● **DESCRIPTION OF THE TASK**
Where a line holds the word "Marketing", copy that line.

[Rows from a dataset]
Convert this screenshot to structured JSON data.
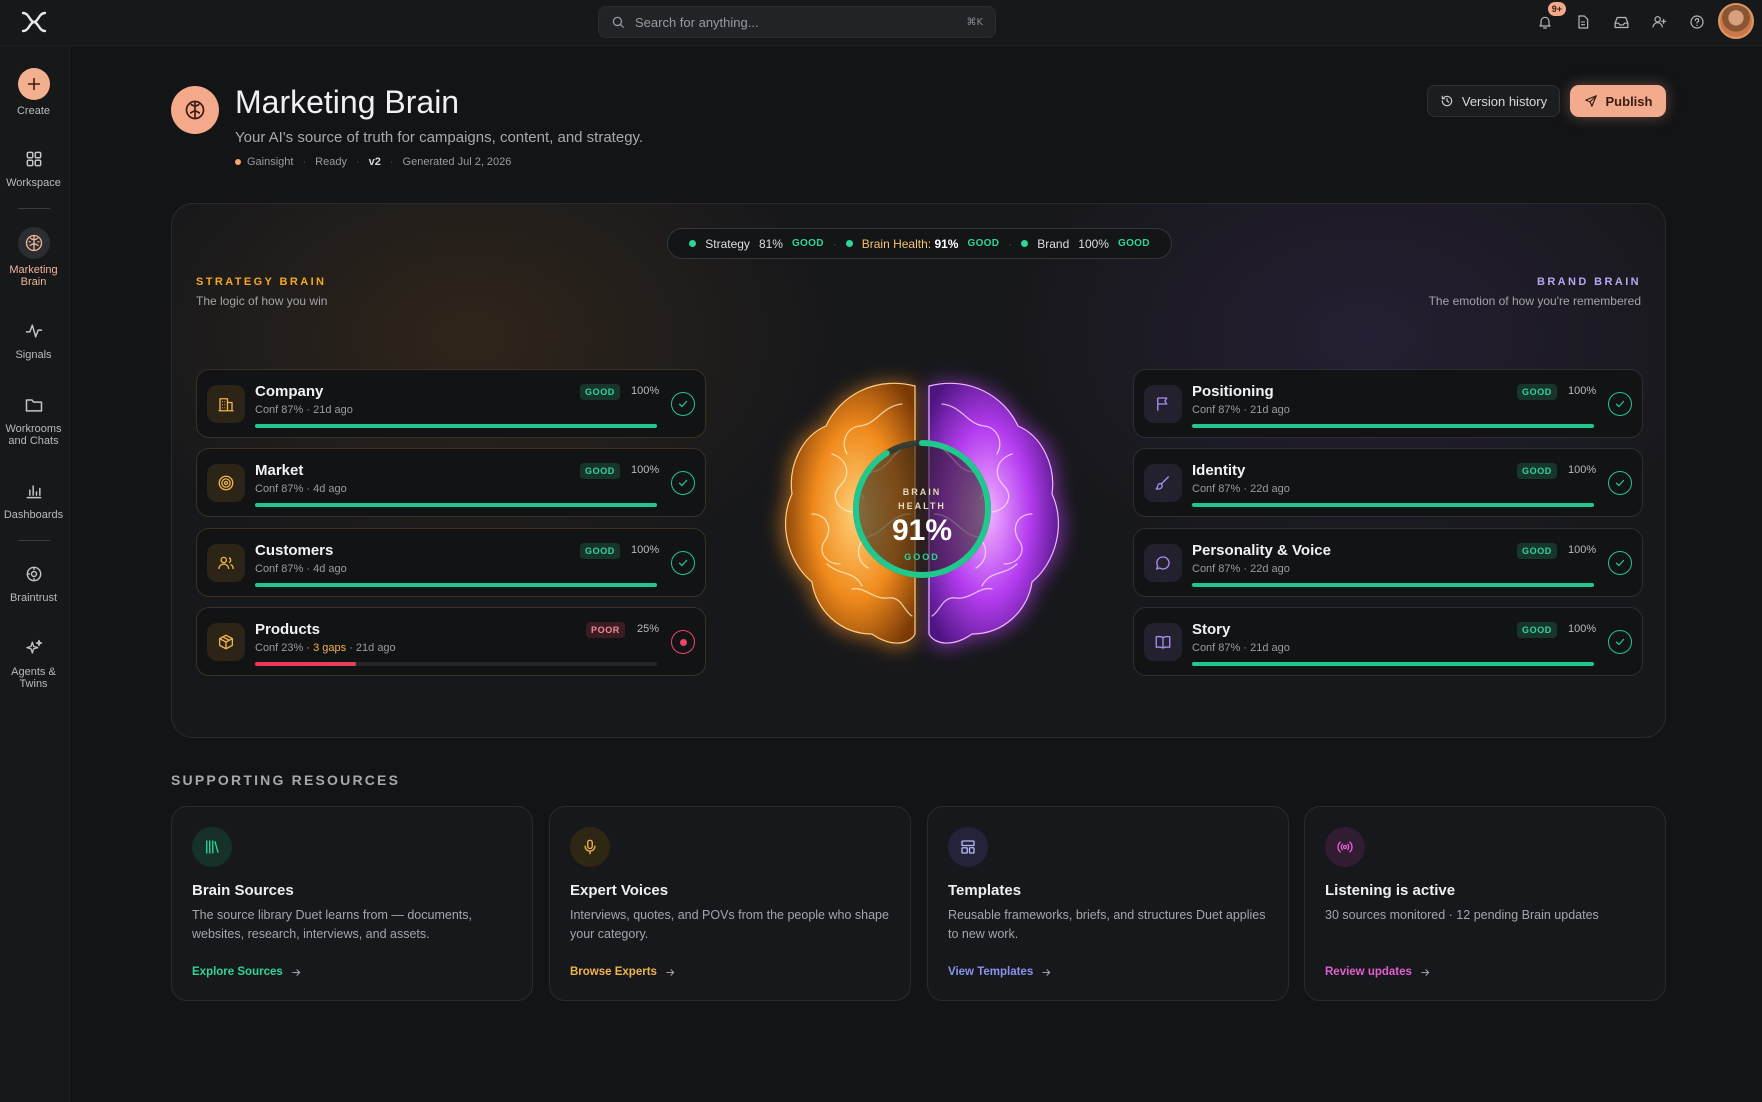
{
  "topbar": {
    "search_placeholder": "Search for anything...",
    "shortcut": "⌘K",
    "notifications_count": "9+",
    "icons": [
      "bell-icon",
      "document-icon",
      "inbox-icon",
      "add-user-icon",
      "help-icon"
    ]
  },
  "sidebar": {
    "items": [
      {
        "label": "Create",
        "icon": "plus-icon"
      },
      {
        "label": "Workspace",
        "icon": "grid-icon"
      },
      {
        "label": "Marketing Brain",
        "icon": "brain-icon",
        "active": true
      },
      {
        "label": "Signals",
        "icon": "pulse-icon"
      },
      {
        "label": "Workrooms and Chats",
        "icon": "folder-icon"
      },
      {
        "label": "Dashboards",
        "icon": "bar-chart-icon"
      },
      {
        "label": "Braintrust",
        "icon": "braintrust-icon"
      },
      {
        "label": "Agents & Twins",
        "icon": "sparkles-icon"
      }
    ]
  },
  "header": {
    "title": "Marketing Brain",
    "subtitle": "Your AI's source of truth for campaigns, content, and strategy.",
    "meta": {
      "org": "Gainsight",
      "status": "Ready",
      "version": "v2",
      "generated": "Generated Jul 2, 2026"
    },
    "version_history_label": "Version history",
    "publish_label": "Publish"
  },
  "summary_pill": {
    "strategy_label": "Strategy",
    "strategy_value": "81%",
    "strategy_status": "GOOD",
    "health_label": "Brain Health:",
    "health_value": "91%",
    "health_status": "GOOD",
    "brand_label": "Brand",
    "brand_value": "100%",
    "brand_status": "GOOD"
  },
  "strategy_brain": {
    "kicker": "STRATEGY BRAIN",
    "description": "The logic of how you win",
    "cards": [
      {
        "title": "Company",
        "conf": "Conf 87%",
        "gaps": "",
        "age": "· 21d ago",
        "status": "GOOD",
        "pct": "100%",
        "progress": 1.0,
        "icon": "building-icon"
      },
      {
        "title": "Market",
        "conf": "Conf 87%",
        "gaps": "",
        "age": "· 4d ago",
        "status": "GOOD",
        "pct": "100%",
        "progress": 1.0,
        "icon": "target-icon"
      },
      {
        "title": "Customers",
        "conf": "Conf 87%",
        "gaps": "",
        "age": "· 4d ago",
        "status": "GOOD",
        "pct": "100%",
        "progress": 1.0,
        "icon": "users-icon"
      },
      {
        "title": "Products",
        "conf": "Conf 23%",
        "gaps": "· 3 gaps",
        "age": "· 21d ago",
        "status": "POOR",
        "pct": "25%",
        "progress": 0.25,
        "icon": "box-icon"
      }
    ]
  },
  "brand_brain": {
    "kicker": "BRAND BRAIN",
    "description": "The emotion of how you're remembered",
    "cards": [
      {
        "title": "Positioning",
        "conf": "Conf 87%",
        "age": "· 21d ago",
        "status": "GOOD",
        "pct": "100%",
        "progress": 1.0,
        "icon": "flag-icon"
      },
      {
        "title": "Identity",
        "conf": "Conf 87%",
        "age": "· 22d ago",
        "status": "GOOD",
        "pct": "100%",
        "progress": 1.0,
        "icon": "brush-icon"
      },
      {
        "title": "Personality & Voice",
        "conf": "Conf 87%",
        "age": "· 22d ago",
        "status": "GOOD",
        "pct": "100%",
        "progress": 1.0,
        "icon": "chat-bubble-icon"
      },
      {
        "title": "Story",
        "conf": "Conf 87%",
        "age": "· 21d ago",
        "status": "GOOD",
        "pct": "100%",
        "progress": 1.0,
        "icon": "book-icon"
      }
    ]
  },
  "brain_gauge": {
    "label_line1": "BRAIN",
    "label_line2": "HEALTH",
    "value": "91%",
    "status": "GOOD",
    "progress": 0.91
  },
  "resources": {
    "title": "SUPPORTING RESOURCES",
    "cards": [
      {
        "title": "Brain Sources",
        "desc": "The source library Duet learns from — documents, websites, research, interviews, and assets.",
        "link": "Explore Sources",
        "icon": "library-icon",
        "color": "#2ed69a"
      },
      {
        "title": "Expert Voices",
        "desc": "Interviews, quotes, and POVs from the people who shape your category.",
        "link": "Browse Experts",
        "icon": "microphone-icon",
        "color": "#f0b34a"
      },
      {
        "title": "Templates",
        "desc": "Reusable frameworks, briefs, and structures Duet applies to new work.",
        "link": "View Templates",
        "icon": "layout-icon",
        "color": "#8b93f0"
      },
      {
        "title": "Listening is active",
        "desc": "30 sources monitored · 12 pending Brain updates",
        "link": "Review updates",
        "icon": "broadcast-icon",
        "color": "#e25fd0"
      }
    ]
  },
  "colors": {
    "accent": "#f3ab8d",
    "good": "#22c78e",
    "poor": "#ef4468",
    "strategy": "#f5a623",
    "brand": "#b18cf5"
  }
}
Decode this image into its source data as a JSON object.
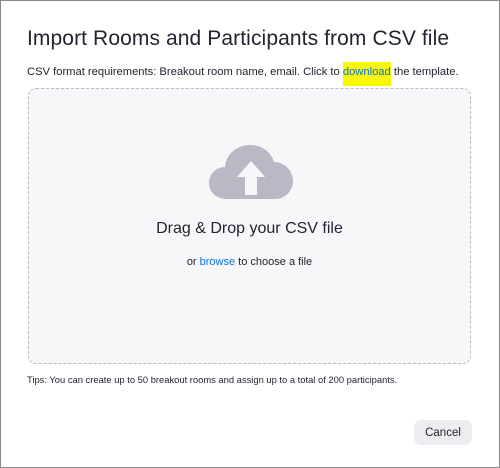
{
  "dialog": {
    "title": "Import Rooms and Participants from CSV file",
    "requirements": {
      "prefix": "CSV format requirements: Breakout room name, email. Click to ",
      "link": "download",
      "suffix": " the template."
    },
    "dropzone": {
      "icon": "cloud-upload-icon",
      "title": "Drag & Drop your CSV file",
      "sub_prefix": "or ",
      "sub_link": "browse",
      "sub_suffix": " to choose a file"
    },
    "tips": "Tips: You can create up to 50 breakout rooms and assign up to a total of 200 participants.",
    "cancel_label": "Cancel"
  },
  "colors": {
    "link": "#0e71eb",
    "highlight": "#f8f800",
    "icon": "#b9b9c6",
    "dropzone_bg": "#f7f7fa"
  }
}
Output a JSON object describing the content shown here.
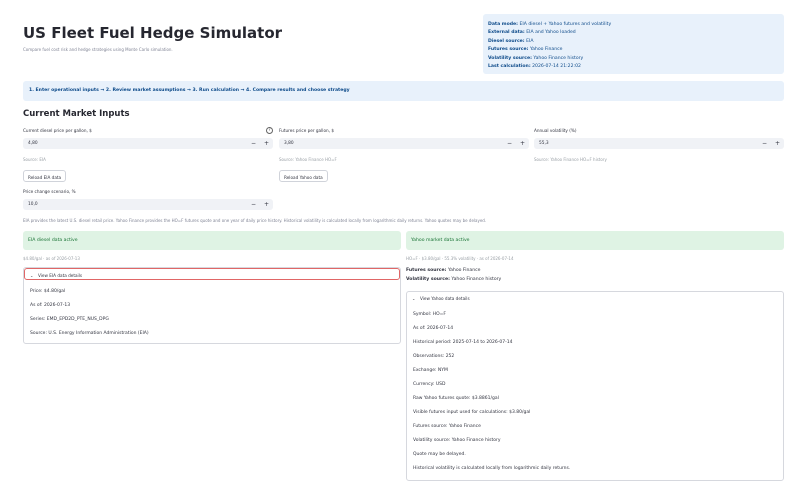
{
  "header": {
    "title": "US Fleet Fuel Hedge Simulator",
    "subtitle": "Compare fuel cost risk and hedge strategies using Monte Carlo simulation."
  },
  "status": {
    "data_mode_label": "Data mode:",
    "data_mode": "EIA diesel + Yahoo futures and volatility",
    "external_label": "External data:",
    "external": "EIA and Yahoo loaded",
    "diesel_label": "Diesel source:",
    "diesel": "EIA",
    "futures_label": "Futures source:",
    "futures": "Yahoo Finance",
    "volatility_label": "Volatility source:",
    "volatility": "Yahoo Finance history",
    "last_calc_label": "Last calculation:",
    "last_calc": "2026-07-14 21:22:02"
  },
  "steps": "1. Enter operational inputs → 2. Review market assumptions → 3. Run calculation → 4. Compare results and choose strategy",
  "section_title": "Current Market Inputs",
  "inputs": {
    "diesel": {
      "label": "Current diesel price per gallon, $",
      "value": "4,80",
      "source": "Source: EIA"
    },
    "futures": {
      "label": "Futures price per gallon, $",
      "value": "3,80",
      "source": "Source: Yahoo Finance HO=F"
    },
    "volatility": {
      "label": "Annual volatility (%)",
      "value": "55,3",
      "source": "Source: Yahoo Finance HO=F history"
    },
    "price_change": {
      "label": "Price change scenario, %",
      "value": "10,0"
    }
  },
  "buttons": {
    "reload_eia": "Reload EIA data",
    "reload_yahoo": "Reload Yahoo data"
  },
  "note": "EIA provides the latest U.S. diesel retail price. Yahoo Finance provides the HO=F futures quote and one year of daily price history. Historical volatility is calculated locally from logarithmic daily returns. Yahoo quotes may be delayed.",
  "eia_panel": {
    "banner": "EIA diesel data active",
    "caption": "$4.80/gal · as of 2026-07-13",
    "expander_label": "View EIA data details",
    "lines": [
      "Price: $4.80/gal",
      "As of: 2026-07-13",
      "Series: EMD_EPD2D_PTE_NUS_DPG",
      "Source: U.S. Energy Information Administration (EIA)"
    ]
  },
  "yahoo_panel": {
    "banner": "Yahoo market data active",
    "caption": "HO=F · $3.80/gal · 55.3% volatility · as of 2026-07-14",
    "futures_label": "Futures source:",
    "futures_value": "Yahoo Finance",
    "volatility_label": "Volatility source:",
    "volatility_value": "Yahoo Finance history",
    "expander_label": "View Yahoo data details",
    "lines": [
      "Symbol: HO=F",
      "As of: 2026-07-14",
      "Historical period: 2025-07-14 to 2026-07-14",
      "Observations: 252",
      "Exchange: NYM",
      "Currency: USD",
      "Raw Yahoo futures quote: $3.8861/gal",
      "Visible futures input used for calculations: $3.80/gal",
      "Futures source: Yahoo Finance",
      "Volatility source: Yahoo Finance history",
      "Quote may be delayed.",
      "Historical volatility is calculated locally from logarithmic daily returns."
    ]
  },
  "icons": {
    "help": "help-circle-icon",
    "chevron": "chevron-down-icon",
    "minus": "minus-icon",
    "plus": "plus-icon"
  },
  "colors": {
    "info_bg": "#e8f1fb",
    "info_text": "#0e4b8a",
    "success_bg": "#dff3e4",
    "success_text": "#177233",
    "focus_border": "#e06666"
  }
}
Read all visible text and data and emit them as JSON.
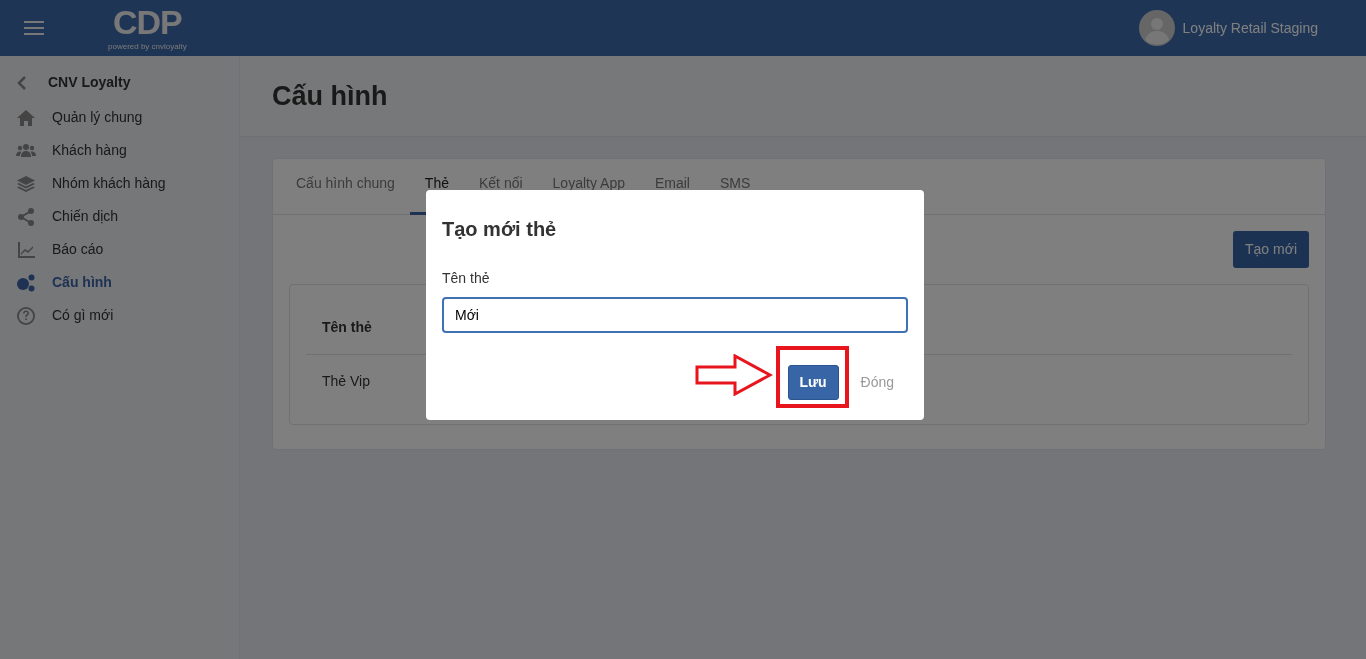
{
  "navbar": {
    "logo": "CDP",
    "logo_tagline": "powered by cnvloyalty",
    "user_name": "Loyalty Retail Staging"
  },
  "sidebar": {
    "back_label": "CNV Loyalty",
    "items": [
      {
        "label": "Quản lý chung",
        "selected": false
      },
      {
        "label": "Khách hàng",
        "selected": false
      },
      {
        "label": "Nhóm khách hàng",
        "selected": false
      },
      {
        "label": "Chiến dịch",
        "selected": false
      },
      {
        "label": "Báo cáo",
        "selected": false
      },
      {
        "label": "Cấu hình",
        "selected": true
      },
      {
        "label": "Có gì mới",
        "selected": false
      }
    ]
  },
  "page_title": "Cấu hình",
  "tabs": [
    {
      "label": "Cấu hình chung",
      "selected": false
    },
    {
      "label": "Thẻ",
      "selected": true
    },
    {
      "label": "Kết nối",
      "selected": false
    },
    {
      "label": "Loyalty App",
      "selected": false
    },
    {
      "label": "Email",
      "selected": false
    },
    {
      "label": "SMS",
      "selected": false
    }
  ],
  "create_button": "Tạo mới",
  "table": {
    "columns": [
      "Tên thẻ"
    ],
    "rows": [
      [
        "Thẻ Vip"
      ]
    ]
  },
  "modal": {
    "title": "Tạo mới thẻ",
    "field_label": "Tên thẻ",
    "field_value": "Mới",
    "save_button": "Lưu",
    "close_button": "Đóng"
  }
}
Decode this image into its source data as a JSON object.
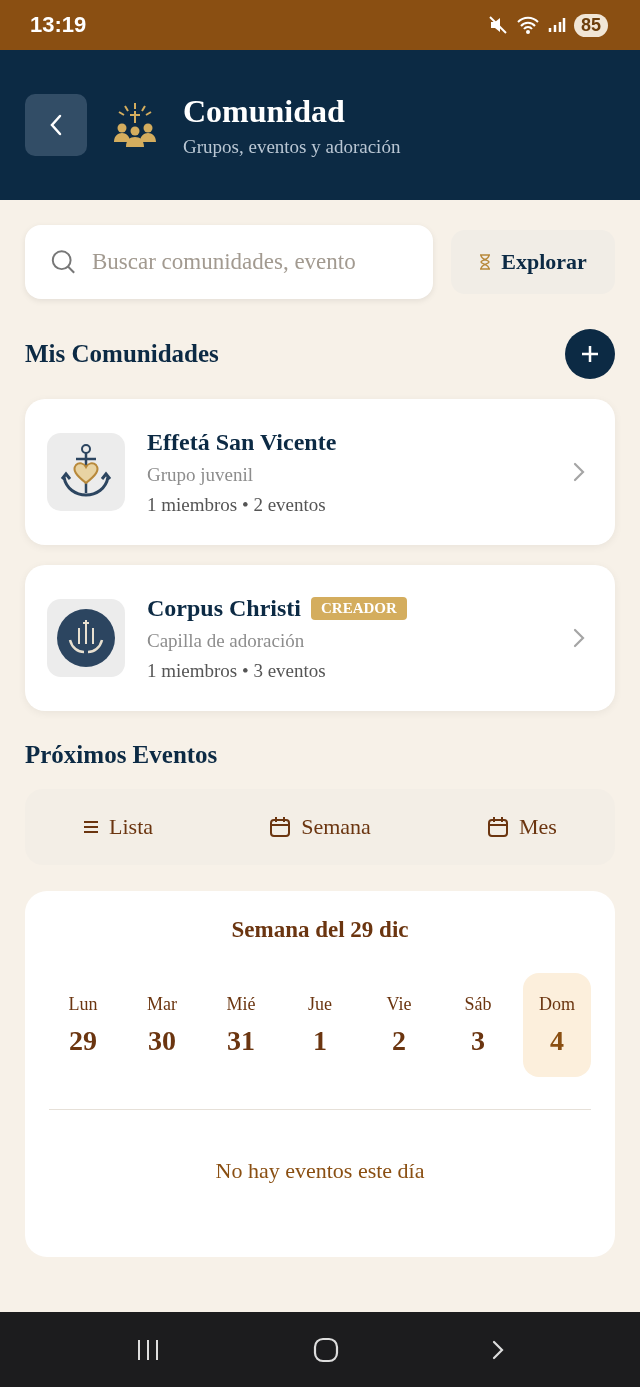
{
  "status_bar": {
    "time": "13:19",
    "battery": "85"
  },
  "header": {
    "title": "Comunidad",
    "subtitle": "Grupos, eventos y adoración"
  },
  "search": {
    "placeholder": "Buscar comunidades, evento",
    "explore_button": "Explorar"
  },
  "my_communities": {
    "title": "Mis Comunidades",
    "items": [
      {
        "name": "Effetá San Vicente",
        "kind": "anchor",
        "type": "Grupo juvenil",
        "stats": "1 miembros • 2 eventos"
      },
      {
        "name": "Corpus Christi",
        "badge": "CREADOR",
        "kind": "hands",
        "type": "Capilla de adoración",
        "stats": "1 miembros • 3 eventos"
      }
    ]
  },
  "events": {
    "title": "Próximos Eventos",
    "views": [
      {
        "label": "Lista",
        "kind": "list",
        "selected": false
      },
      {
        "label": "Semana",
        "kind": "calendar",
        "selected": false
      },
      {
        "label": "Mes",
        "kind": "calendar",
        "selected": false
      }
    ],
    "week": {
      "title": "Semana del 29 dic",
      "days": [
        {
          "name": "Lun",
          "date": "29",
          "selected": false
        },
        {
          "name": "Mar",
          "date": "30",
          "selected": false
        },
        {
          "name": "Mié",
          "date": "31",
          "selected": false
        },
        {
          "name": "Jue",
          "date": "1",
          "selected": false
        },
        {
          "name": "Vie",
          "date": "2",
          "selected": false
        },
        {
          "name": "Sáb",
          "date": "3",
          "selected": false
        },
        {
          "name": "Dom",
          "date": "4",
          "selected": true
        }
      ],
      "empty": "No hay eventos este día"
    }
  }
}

● **SOLVED EXERCISE**
        "label": "Marketing Brain",
    "title": "Marketing Brain",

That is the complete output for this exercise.